### WORK INSTRUCTIONS
Locate every line below that contains the word "username" and copy it.

### DATA FOR THIS EXERCISE
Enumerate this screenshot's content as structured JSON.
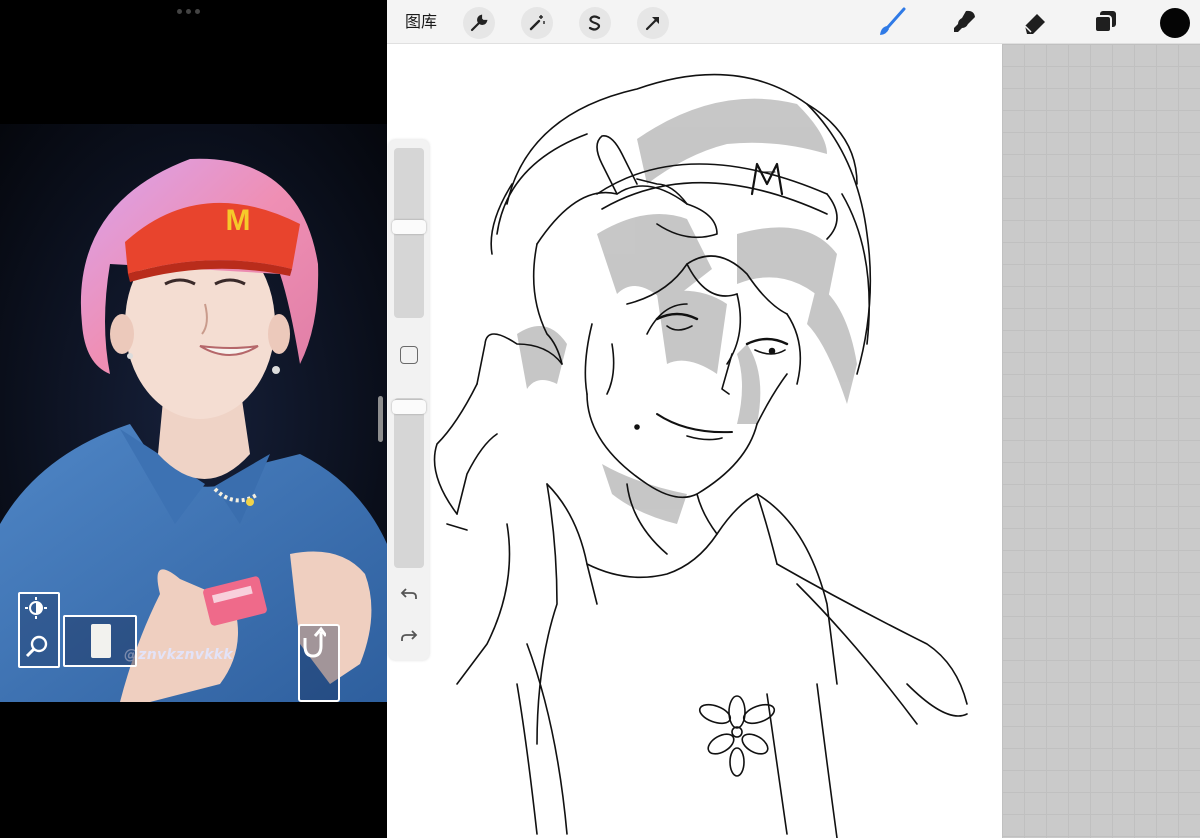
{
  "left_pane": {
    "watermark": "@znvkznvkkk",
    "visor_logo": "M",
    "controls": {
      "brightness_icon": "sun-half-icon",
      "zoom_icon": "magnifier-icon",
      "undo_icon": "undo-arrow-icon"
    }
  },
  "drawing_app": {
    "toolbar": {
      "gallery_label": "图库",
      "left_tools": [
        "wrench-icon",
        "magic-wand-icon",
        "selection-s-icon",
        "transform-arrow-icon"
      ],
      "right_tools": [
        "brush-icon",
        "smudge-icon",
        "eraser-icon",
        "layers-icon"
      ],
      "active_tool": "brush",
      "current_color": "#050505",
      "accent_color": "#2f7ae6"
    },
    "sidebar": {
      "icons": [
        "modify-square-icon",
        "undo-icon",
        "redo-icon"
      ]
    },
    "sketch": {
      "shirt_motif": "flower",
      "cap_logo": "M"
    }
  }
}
--
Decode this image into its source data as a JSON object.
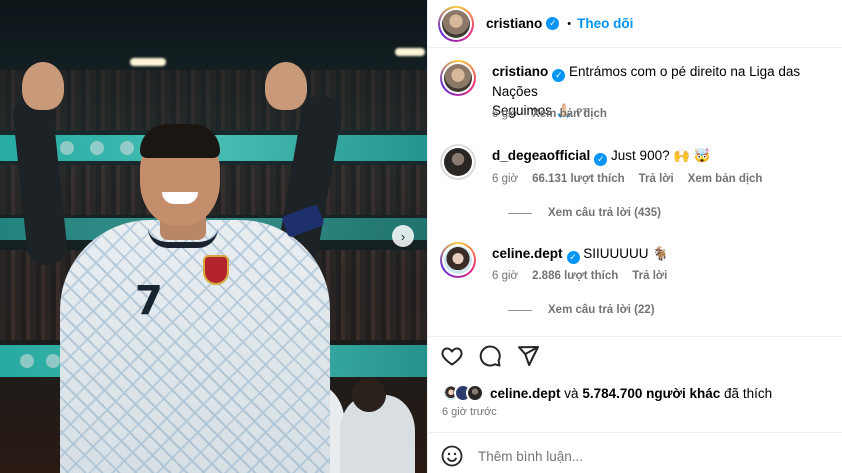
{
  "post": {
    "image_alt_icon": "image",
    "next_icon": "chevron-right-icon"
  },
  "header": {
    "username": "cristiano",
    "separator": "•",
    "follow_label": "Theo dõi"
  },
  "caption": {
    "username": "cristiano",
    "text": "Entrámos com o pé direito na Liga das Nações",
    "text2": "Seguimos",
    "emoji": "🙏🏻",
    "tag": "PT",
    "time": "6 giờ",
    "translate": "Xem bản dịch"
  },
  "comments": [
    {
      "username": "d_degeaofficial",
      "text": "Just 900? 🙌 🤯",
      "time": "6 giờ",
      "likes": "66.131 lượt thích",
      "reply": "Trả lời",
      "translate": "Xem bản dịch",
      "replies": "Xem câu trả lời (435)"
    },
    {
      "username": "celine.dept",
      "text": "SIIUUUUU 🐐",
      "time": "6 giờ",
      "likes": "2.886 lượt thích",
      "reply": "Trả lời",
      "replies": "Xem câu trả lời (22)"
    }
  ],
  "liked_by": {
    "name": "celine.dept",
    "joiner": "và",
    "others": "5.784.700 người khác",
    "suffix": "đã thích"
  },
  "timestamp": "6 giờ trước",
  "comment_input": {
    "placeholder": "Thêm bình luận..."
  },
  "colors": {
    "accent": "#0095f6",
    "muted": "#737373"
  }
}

### OUTPUT BELOW
    "username": "cristiano",
    "username": "cristiano",
      "username": "d_degeaofficial",
      "username": "celine.dept",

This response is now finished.